_EXERCISE INSTRUCTIONS_.
Locate each line containing the string "this" and copy it out.

--- begin DATA PROVIDED ---

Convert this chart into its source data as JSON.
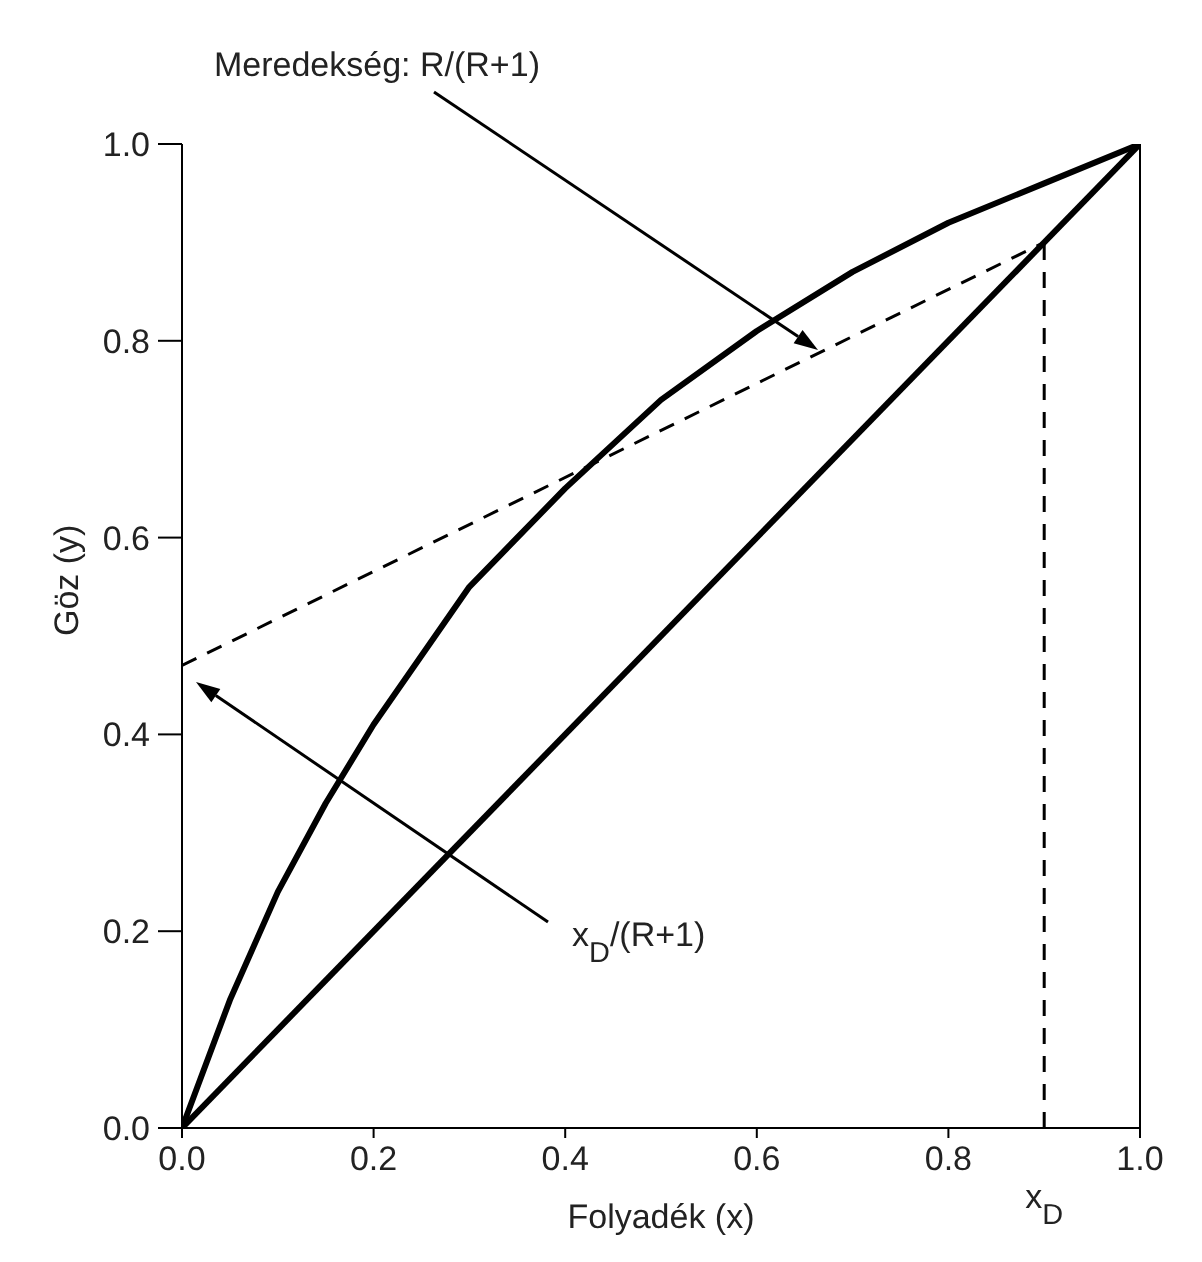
{
  "chart_data": {
    "type": "line",
    "xlabel": "Folyadék (x)",
    "ylabel": "Göz (y)",
    "xlim": [
      0,
      1
    ],
    "ylim": [
      0,
      1
    ],
    "xticks": [
      {
        "value": 0,
        "label": "0.0"
      },
      {
        "value": 0.2,
        "label": "0.2"
      },
      {
        "value": 0.4,
        "label": "0.4"
      },
      {
        "value": 0.6,
        "label": "0.6"
      },
      {
        "value": 0.8,
        "label": "0.8"
      },
      {
        "value": 1,
        "label": "1.0"
      }
    ],
    "yticks": [
      {
        "value": 0,
        "label": "0.0"
      },
      {
        "value": 0.2,
        "label": "0.2"
      },
      {
        "value": 0.4,
        "label": "0.4"
      },
      {
        "value": 0.6,
        "label": "0.6"
      },
      {
        "value": 0.8,
        "label": "0.8"
      },
      {
        "value": 1,
        "label": "1.0"
      }
    ],
    "marker": "none",
    "grid": false,
    "series": [
      {
        "color": "#000000",
        "line_style": "solid",
        "x": [
          0,
          0.05,
          0.1,
          0.15,
          0.2,
          0.3,
          0.4,
          0.5,
          0.6,
          0.7,
          0.8,
          0.9,
          1
        ],
        "values": [
          0,
          0.13,
          0.24,
          0.33,
          0.41,
          0.55,
          0.65,
          0.74,
          0.81,
          0.87,
          0.92,
          0.96,
          1
        ]
      },
      {
        "color": "#000000",
        "line_style": "solid",
        "x": [
          0,
          1
        ],
        "values": [
          0,
          1
        ]
      },
      {
        "color": "#000000",
        "line_style": "dashed",
        "x": [
          0,
          0.9
        ],
        "values": [
          0.47,
          0.9
        ]
      },
      {
        "color": "#000000",
        "line_style": "dashed",
        "x": [
          0.9,
          0.9
        ],
        "values": [
          0,
          0.9
        ]
      }
    ],
    "annotations": [
      "Meredekség: R/(R+1)",
      "x$_{D}$/(R+1)",
      {
        "text": "x$_{D}$",
        "x": 0.9,
        "y": 0
      }
    ]
  }
}
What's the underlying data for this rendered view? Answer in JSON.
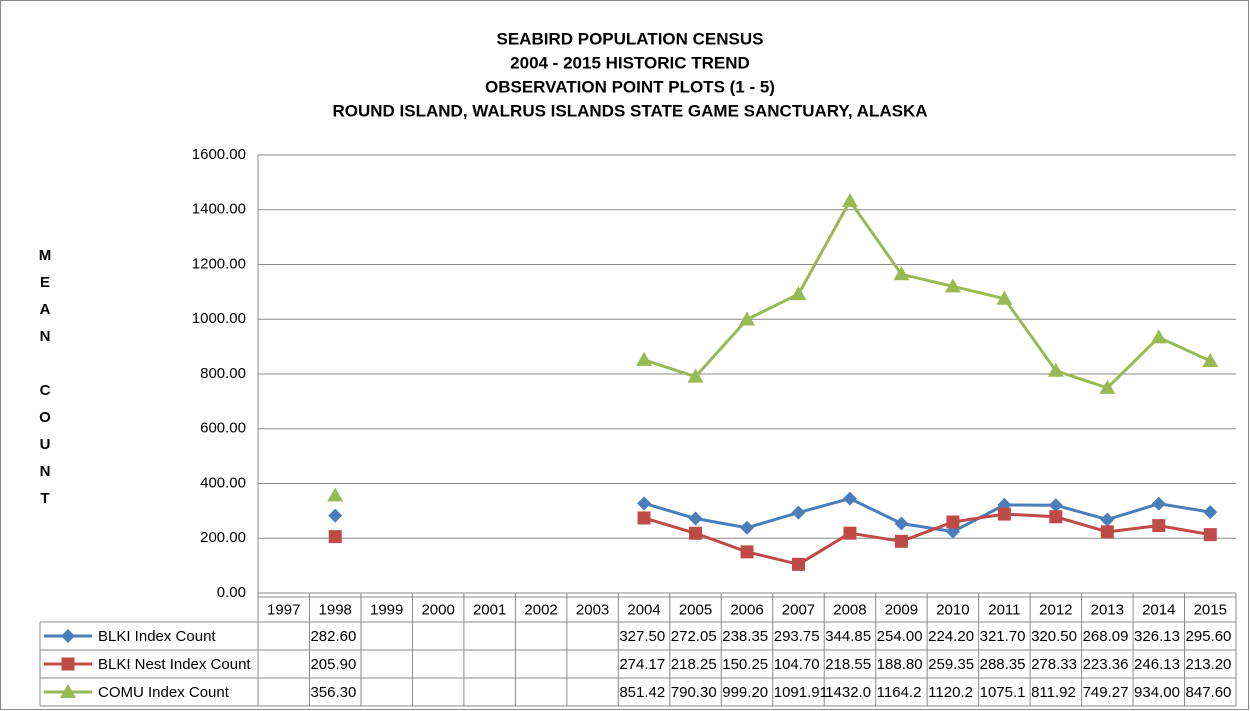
{
  "chart_data": {
    "type": "line",
    "title": [
      "SEABIRD POPULATION CENSUS",
      "2004 - 2015 HISTORIC TREND",
      "OBSERVATION POINT PLOTS (1 - 5)",
      "ROUND ISLAND, WALRUS ISLANDS STATE GAME SANCTUARY, ALASKA"
    ],
    "y_label": "MEAN COUNT",
    "categories": [
      "1997",
      "1998",
      "1999",
      "2000",
      "2001",
      "2002",
      "2003",
      "2004",
      "2005",
      "2006",
      "2007",
      "2008",
      "2009",
      "2010",
      "2011",
      "2012",
      "2013",
      "2014",
      "2015"
    ],
    "series": [
      {
        "name": "BLKI Index Count",
        "color": "#4a7ebb",
        "marker": "diamond",
        "values": [
          null,
          282.6,
          null,
          null,
          null,
          null,
          null,
          327.5,
          272.05,
          238.35,
          293.75,
          344.85,
          254.0,
          224.2,
          321.7,
          320.5,
          268.09,
          326.13,
          295.6
        ],
        "value_labels": [
          null,
          "282.60",
          null,
          null,
          null,
          null,
          null,
          "327.50",
          "272.05",
          "238.35",
          "293.75",
          "344.85",
          "254.00",
          "224.20",
          "321.70",
          "320.50",
          "268.09",
          "326.13",
          "295.60"
        ]
      },
      {
        "name": "BLKI Nest Index Count",
        "color": "#be4b48",
        "marker": "square",
        "values": [
          null,
          205.9,
          null,
          null,
          null,
          null,
          null,
          274.17,
          218.25,
          150.25,
          104.7,
          218.55,
          188.8,
          259.35,
          288.35,
          278.33,
          223.36,
          246.13,
          213.2
        ],
        "value_labels": [
          null,
          "205.90",
          null,
          null,
          null,
          null,
          null,
          "274.17",
          "218.25",
          "150.25",
          "104.70",
          "218.55",
          "188.80",
          "259.35",
          "288.35",
          "278.33",
          "223.36",
          "246.13",
          "213.20"
        ]
      },
      {
        "name": "COMU Index Count",
        "color": "#98b954",
        "marker": "triangle",
        "values": [
          null,
          356.3,
          null,
          null,
          null,
          null,
          null,
          851.42,
          790.3,
          999.2,
          1091.91,
          1432.0,
          1164.2,
          1120.2,
          1075.1,
          811.92,
          749.27,
          934.0,
          847.6
        ],
        "value_labels": [
          null,
          "356.30",
          null,
          null,
          null,
          null,
          null,
          "851.42",
          "790.30",
          "999.20",
          "1091.91",
          "1432.0",
          "1164.2",
          "1120.2",
          "1075.1",
          "811.92",
          "749.27",
          "934.00",
          "847.60"
        ]
      }
    ],
    "ylim": [
      0,
      1600
    ],
    "yticks": [
      {
        "value": 0,
        "label": "0.00"
      },
      {
        "value": 200,
        "label": "200.00"
      },
      {
        "value": 400,
        "label": "400.00"
      },
      {
        "value": 600,
        "label": "600.00"
      },
      {
        "value": 800,
        "label": "800.00"
      },
      {
        "value": 1000,
        "label": "1000.00"
      },
      {
        "value": 1200,
        "label": "1200.00"
      },
      {
        "value": 1400,
        "label": "1400.00"
      },
      {
        "value": 1600,
        "label": "1600.00"
      }
    ],
    "grid": true
  }
}
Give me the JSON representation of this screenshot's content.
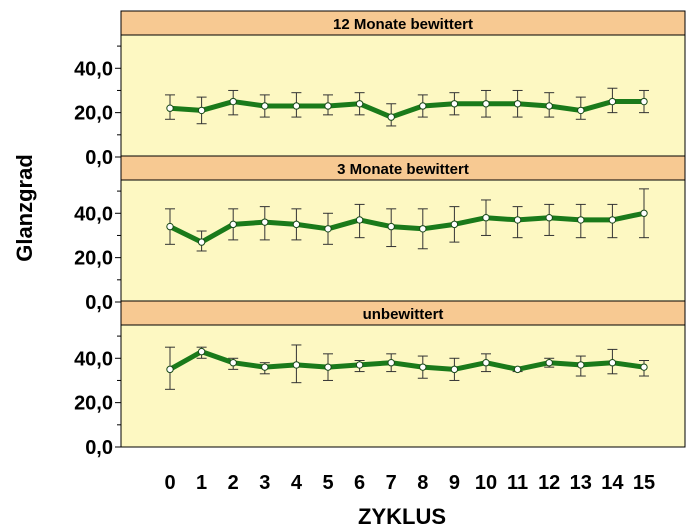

--- end DATA PROVIDED ---

_TASK ANSWER_.
Convert this chart into its source data as JSON.
What's the underlying data for this rendered view? Answer in JSON.
Give me the JSON representation of this screenshot's content.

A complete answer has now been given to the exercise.